● What the task asks: Count every line in the entries that follow where the word "title" appears, then state only the total.
* START Records provided *
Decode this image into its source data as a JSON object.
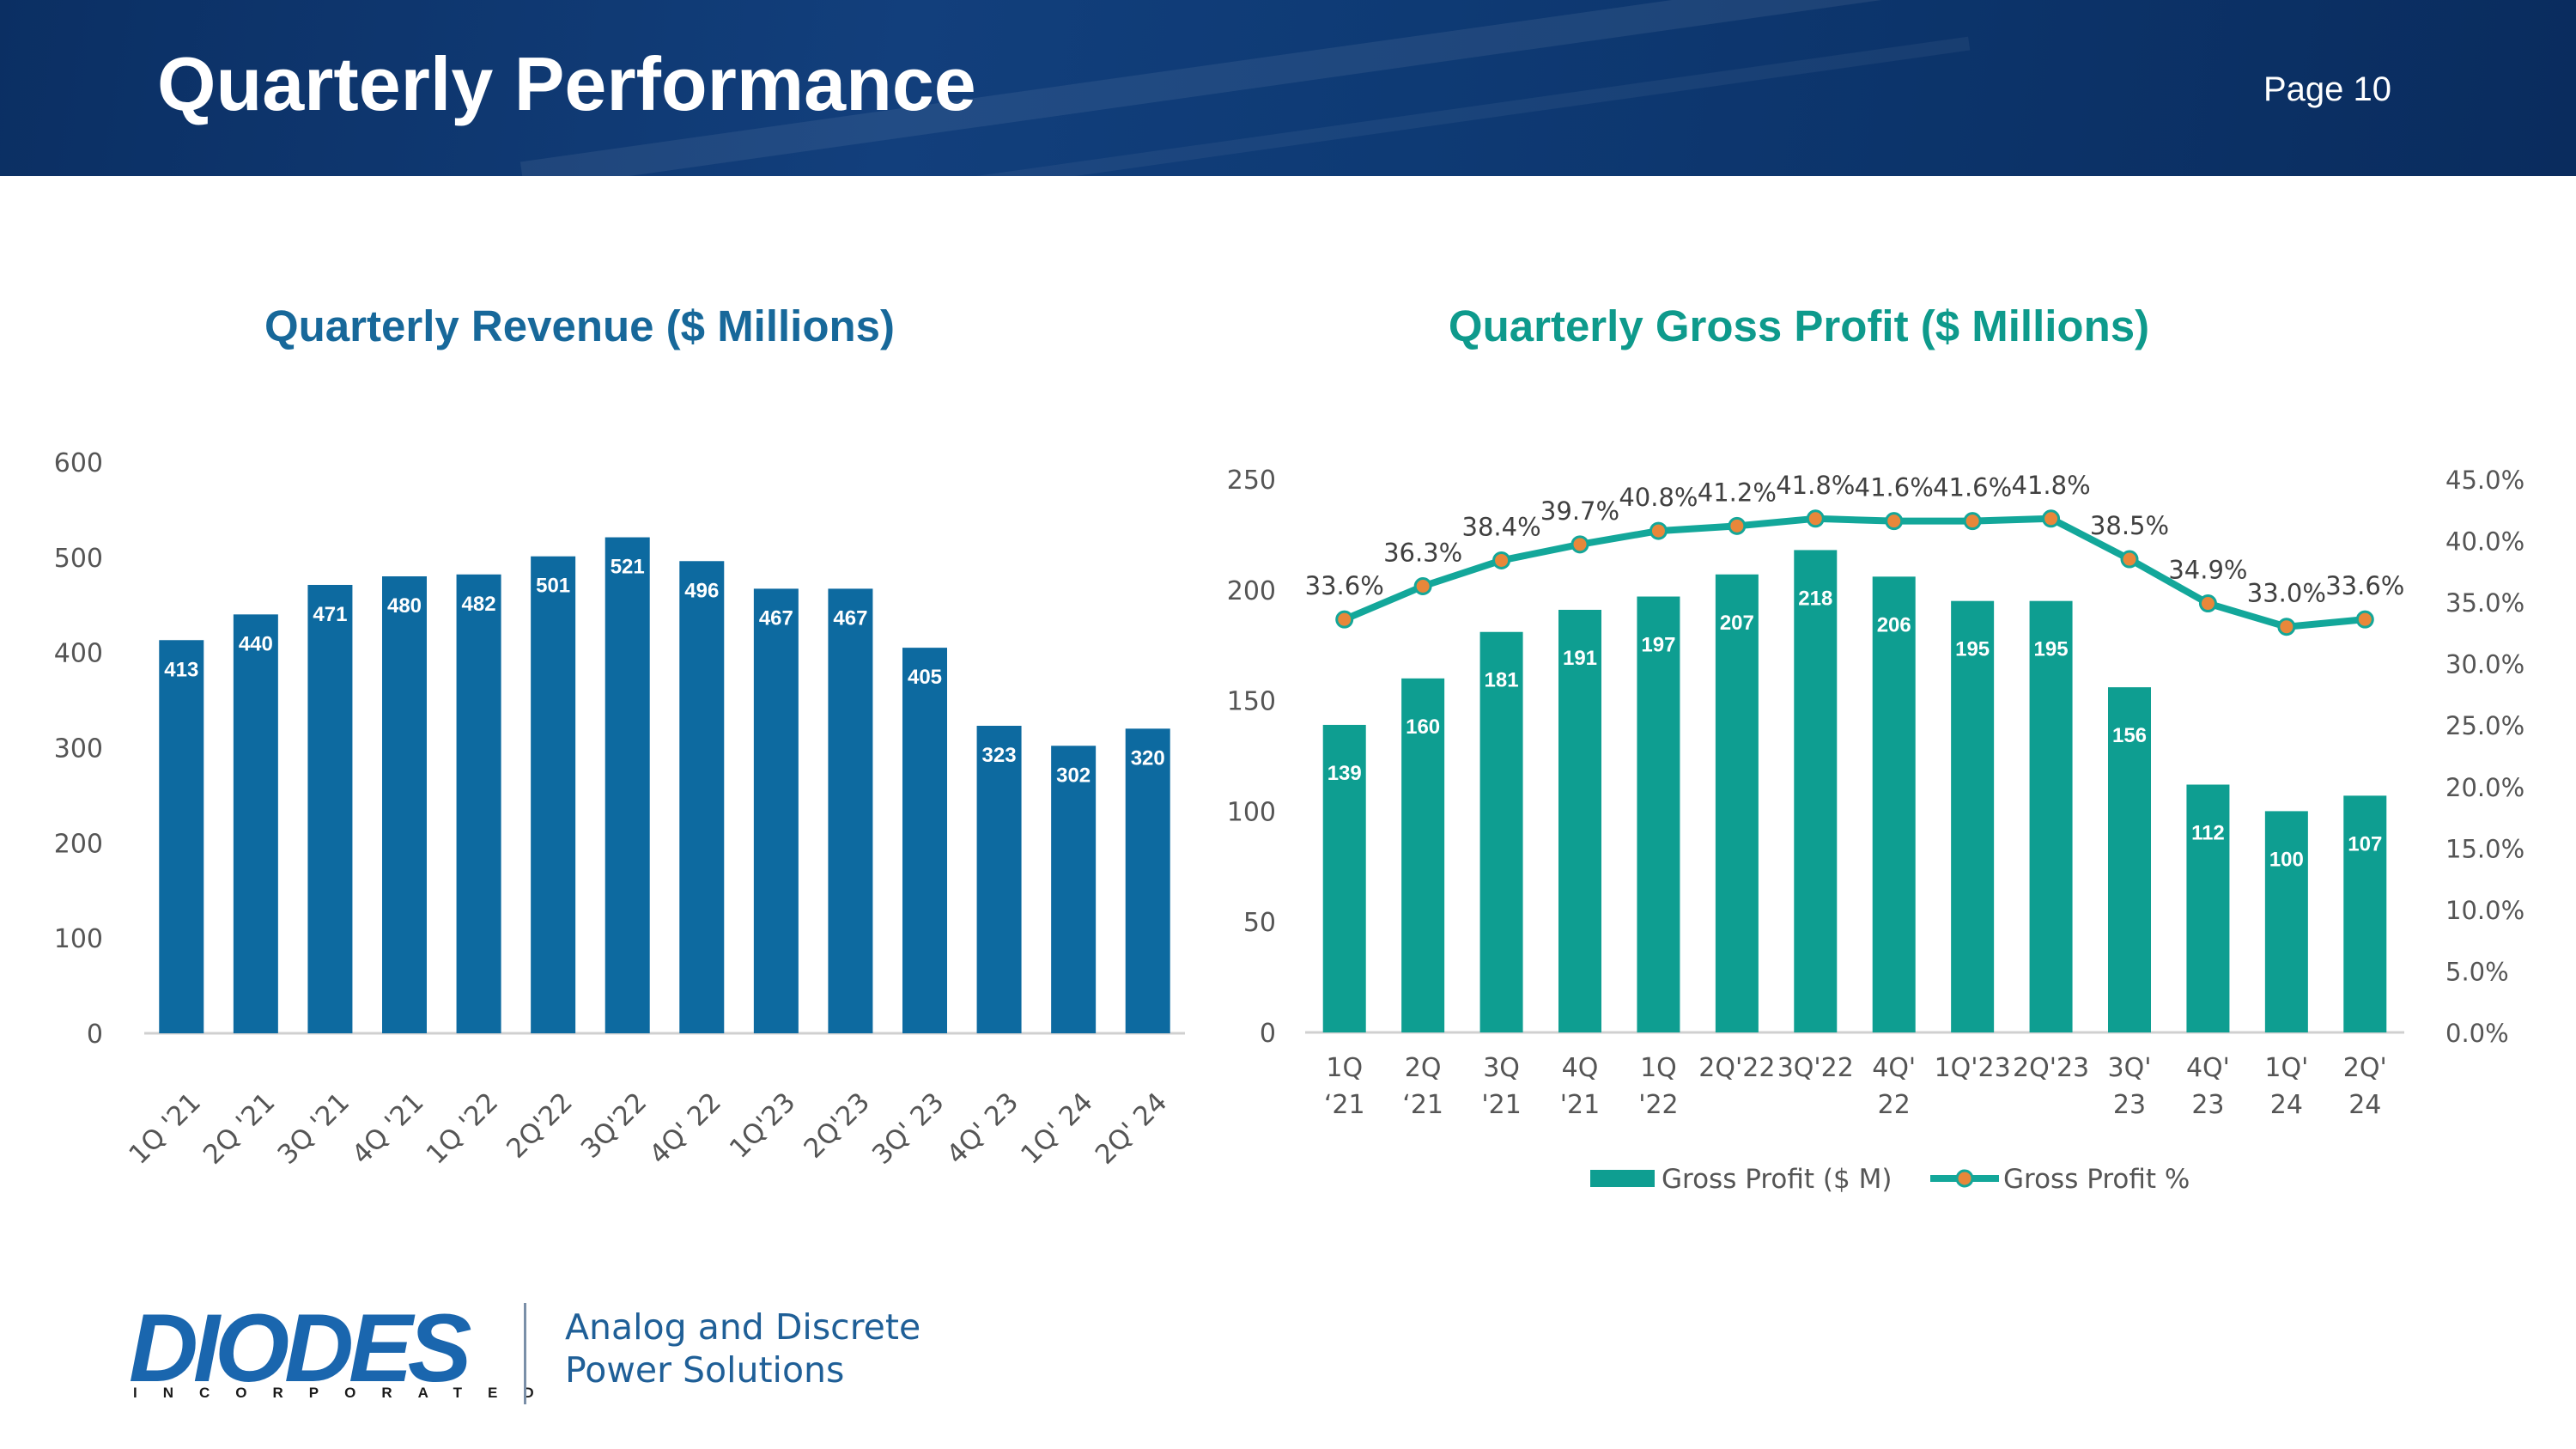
{
  "header": {
    "title": "Quarterly Performance",
    "page": "Page 10"
  },
  "colors": {
    "revenue": "#0d6aa0",
    "gross_profit": "#0e9e91",
    "line": "#13a79a",
    "marker": "#e8873a",
    "header": "#0d3670"
  },
  "chart_data": [
    {
      "type": "bar",
      "title": "Quarterly Revenue ($ Millions)",
      "categories": [
        "1Q '21",
        "2Q '21",
        "3Q '21",
        "4Q '21",
        "1Q '22",
        "2Q'22",
        "3Q'22",
        "4Q' 22",
        "1Q'23",
        "2Q'23",
        "3Q' 23",
        "4Q' 23",
        "1Q' 24",
        "2Q' 24"
      ],
      "values": [
        413,
        440,
        471,
        480,
        482,
        501,
        521,
        496,
        467,
        467,
        405,
        323,
        302,
        320
      ],
      "data_labels": [
        "413",
        "440",
        "471",
        "480",
        "482",
        "501",
        "521",
        "496",
        "467",
        "467",
        "405",
        "323",
        "302",
        "320"
      ],
      "ylim": [
        0,
        600
      ],
      "yticks": [
        "0",
        "100",
        "200",
        "300",
        "400",
        "500",
        "600"
      ],
      "xlabel": "",
      "ylabel": "",
      "grid": false
    },
    {
      "type": "bar+line",
      "title": "Quarterly Gross Profit ($ Millions)",
      "categories": [
        [
          "1Q",
          "‘21"
        ],
        [
          "2Q",
          "‘21"
        ],
        [
          "3Q",
          "'21"
        ],
        [
          "4Q",
          "'21"
        ],
        [
          "1Q",
          "'22"
        ],
        [
          "2Q'22",
          ""
        ],
        [
          "3Q'22",
          ""
        ],
        [
          "4Q'",
          "22"
        ],
        [
          "1Q'23",
          ""
        ],
        [
          "2Q'23",
          ""
        ],
        [
          "3Q'",
          "23"
        ],
        [
          "4Q'",
          "23"
        ],
        [
          "1Q'",
          "24"
        ],
        [
          "2Q'",
          "24"
        ]
      ],
      "series": [
        {
          "name": "Gross Profit ($ M)",
          "kind": "bar",
          "axis": "left",
          "values": [
            139,
            160,
            181,
            191,
            197,
            207,
            218,
            206,
            195,
            195,
            156,
            112,
            100,
            107
          ],
          "data_labels": [
            "139",
            "160",
            "181",
            "191",
            "197",
            "207",
            "218",
            "206",
            "195",
            "195",
            "156",
            "112",
            "100",
            "107"
          ]
        },
        {
          "name": "Gross Profit %",
          "kind": "line",
          "axis": "right",
          "values": [
            33.6,
            36.3,
            38.4,
            39.7,
            40.8,
            41.2,
            41.8,
            41.6,
            41.6,
            41.8,
            38.5,
            34.9,
            33.0,
            33.6
          ],
          "data_labels": [
            "33.6%",
            "36.3%",
            "38.4%",
            "39.7%",
            "40.8%",
            "41.2%",
            "41.8%",
            "41.6%",
            "41.6%",
            "41.8%",
            "38.5%",
            "34.9%",
            "33.0%",
            "33.6%"
          ]
        }
      ],
      "ylim": [
        0,
        250
      ],
      "yticks": [
        "0",
        "50",
        "100",
        "150",
        "200",
        "250"
      ],
      "y2lim": [
        0,
        45
      ],
      "y2ticks": [
        "0.0%",
        "5.0%",
        "10.0%",
        "15.0%",
        "20.0%",
        "25.0%",
        "30.0%",
        "35.0%",
        "40.0%",
        "45.0%"
      ],
      "legend": {
        "placement": "bottom",
        "items": [
          "Gross Profit ($ M)",
          "Gross Profit %"
        ]
      }
    }
  ],
  "footer": {
    "logo_text": "DIODES",
    "logo_subtext": "INCORPORATED",
    "tagline_line1": "Analog and Discrete",
    "tagline_line2": "Power Solutions"
  }
}
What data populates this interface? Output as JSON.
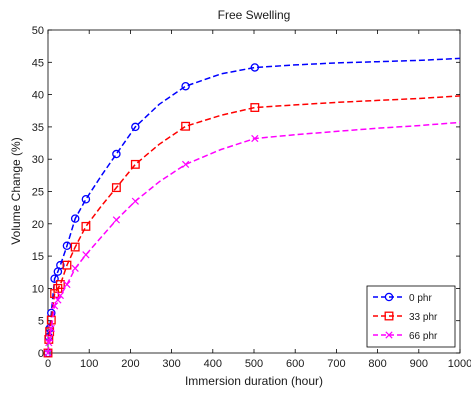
{
  "chart_data": {
    "type": "line",
    "title": "Free Swelling",
    "xlabel": "Immersion duration (hour)",
    "ylabel": "Volume Change (%)",
    "xlim": [
      0,
      1000
    ],
    "ylim": [
      0,
      50
    ],
    "xticks": [
      0,
      100,
      200,
      300,
      400,
      500,
      600,
      700,
      800,
      900,
      1000
    ],
    "yticks": [
      0,
      5,
      10,
      15,
      20,
      25,
      30,
      35,
      40,
      45,
      50
    ],
    "grid": false,
    "legend_position": "bottom-right",
    "series": [
      {
        "name": "0 phr",
        "color": "#0000ff",
        "marker": "circle",
        "line_style": "dashed",
        "x": [
          0,
          2,
          4,
          8,
          16,
          24,
          30,
          46,
          66,
          92,
          166,
          212,
          334,
          502
        ],
        "y": [
          0,
          2.5,
          3.8,
          6.2,
          11.5,
          12.6,
          13.6,
          16.6,
          20.8,
          23.8,
          30.8,
          35,
          41.3,
          44.2
        ],
        "curve_x": [
          0,
          2,
          4,
          8,
          16,
          24,
          30,
          46,
          66,
          92,
          130,
          166,
          212,
          270,
          334,
          420,
          502,
          600,
          700,
          800,
          900,
          1000
        ],
        "curve_y": [
          0,
          2.5,
          3.8,
          6.2,
          11.5,
          12.6,
          13.6,
          16.6,
          20.8,
          23.8,
          27.5,
          30.8,
          35,
          38.5,
          41.3,
          43.2,
          44.2,
          44.6,
          44.9,
          45.1,
          45.3,
          45.6
        ]
      },
      {
        "name": "33 phr",
        "color": "#ff0000",
        "marker": "square",
        "line_style": "dashed",
        "x": [
          0,
          2,
          4,
          8,
          16,
          24,
          30,
          46,
          66,
          92,
          166,
          212,
          334,
          502
        ],
        "y": [
          0,
          2.1,
          3.3,
          5.1,
          9.2,
          10,
          10.6,
          13.6,
          16.4,
          19.6,
          25.6,
          29.2,
          35.1,
          38
        ],
        "curve_x": [
          0,
          2,
          4,
          8,
          16,
          24,
          30,
          46,
          66,
          92,
          130,
          166,
          212,
          270,
          334,
          420,
          502,
          600,
          700,
          800,
          900,
          1000
        ],
        "curve_y": [
          0,
          2.1,
          3.3,
          5.1,
          9.2,
          10,
          10.6,
          13.6,
          16.4,
          19.6,
          22.8,
          25.6,
          29.2,
          32.3,
          35.1,
          36.8,
          38,
          38.4,
          38.8,
          39.1,
          39.4,
          39.8
        ]
      },
      {
        "name": "66 phr",
        "color": "#ff00ff",
        "marker": "x",
        "line_style": "dashed",
        "x": [
          0,
          2,
          4,
          8,
          16,
          24,
          30,
          46,
          66,
          92,
          166,
          212,
          334,
          502
        ],
        "y": [
          0,
          1.6,
          2.3,
          3.8,
          7.3,
          8.2,
          8.9,
          10.6,
          13.1,
          15.2,
          20.6,
          23.5,
          29.2,
          33.2
        ],
        "curve_x": [
          0,
          2,
          4,
          8,
          16,
          24,
          30,
          46,
          66,
          92,
          130,
          166,
          212,
          270,
          334,
          420,
          502,
          600,
          700,
          800,
          900,
          1000
        ],
        "curve_y": [
          0,
          1.6,
          2.3,
          3.8,
          7.3,
          8.2,
          8.9,
          10.6,
          13.1,
          15.2,
          18,
          20.6,
          23.5,
          26.5,
          29.2,
          31.5,
          33.2,
          33.8,
          34.3,
          34.8,
          35.2,
          35.7
        ]
      }
    ]
  }
}
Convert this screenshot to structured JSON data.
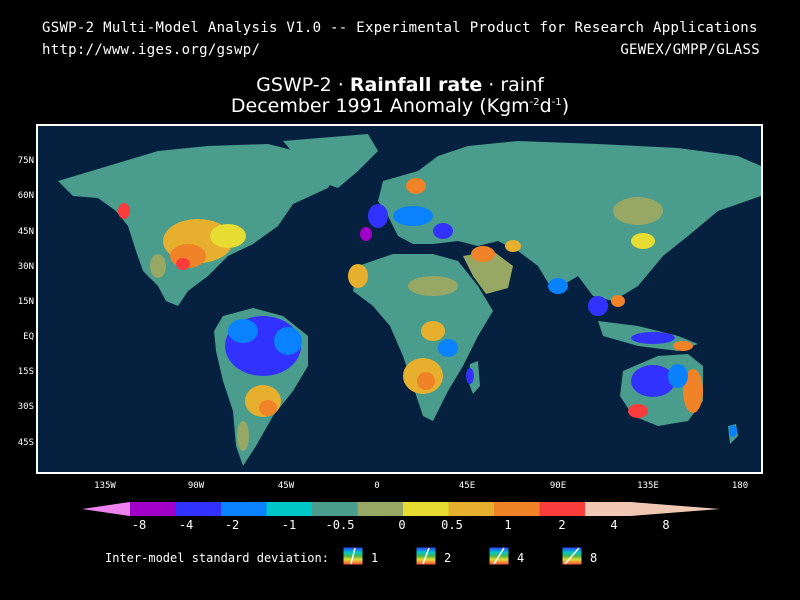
{
  "header": {
    "line1": "GSWP-2 Multi-Model Analysis V1.0 -- Experimental Product for Research Applications",
    "url": "http://www.iges.org/gswp/",
    "right": "GEWEX/GMPP/GLASS"
  },
  "title": {
    "product": "GSWP-2 · ",
    "variable": "Rainfall rate",
    "short_name": " · rainf",
    "period": "December 1991 Anomaly (Kgm",
    "unit_exp1": "-2",
    "unit_mid": "d",
    "unit_exp2": "-1",
    "unit_close": ")"
  },
  "map": {
    "lat_labels": [
      "75N",
      "60N",
      "45N",
      "30N",
      "15N",
      "EQ",
      "15S",
      "30S",
      "45S"
    ],
    "lon_labels": [
      "135W",
      "90W",
      "45W",
      "0",
      "45E",
      "90E",
      "135E",
      "180"
    ],
    "ocean_color": "#06213f"
  },
  "colorbar": {
    "labels": [
      "-8",
      "-4",
      "-2",
      "-1",
      "-0.5",
      "0",
      "0.5",
      "1",
      "2",
      "4",
      "8"
    ],
    "colors": [
      "#ee82ee",
      "#a000c8",
      "#3232ff",
      "#0a82ff",
      "#00c8c8",
      "#4a9c8c",
      "#96a864",
      "#e6dc32",
      "#e6af2d",
      "#f08228",
      "#fa3c3c",
      "#f0c8b4"
    ]
  },
  "sd_legend": {
    "label": "Inter-model standard deviation:",
    "values": [
      "1",
      "2",
      "4",
      "8"
    ]
  }
}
* END Records provided *
● Response for this exercise: 5